DATA LISTING
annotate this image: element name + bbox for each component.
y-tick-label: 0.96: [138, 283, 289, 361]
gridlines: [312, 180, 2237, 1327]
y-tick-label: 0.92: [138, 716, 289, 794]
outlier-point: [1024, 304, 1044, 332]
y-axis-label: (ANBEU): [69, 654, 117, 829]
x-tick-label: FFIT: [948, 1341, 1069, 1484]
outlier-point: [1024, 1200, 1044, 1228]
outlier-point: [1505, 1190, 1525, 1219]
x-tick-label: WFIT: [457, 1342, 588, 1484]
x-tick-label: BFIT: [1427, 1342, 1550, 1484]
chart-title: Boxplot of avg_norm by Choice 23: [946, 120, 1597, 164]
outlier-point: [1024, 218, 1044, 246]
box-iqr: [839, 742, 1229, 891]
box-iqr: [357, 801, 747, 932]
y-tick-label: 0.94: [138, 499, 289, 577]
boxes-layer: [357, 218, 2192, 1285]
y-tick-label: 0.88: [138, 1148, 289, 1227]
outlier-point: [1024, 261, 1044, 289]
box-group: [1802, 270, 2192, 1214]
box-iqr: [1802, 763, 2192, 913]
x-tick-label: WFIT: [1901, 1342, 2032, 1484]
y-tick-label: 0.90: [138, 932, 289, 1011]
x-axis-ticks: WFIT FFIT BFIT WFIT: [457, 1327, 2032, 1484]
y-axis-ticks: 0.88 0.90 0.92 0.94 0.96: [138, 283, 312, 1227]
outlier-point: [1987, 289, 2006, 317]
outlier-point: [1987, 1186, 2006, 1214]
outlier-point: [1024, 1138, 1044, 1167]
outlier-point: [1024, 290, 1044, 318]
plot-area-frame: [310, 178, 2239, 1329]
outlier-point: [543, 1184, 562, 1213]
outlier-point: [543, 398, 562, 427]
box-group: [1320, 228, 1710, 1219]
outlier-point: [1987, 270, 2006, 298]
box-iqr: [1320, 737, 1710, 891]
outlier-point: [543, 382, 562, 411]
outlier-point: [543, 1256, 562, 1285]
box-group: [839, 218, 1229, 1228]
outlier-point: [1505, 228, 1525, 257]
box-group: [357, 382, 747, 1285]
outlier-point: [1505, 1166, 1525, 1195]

THE TASK
Repeat the listing above word for word, starting with its first line and going on through the line that contains "chart-title: Boxplot of", including both of those lines.

TASK SOLUTION
annotate this image: element name + bbox for each component.
y-tick-label: 0.96: [138, 283, 289, 361]
gridlines: [312, 180, 2237, 1327]
y-tick-label: 0.92: [138, 716, 289, 794]
outlier-point: [1024, 304, 1044, 332]
y-axis-label: (ANBEU): [69, 654, 117, 829]
x-tick-label: FFIT: [948, 1341, 1069, 1484]
outlier-point: [1024, 1200, 1044, 1228]
outlier-point: [1505, 1190, 1525, 1219]
x-tick-label: WFIT: [457, 1342, 588, 1484]
x-tick-label: BFIT: [1427, 1342, 1550, 1484]
chart-title: Boxplot of avg_norm by Choice 23: [946, 120, 1597, 164]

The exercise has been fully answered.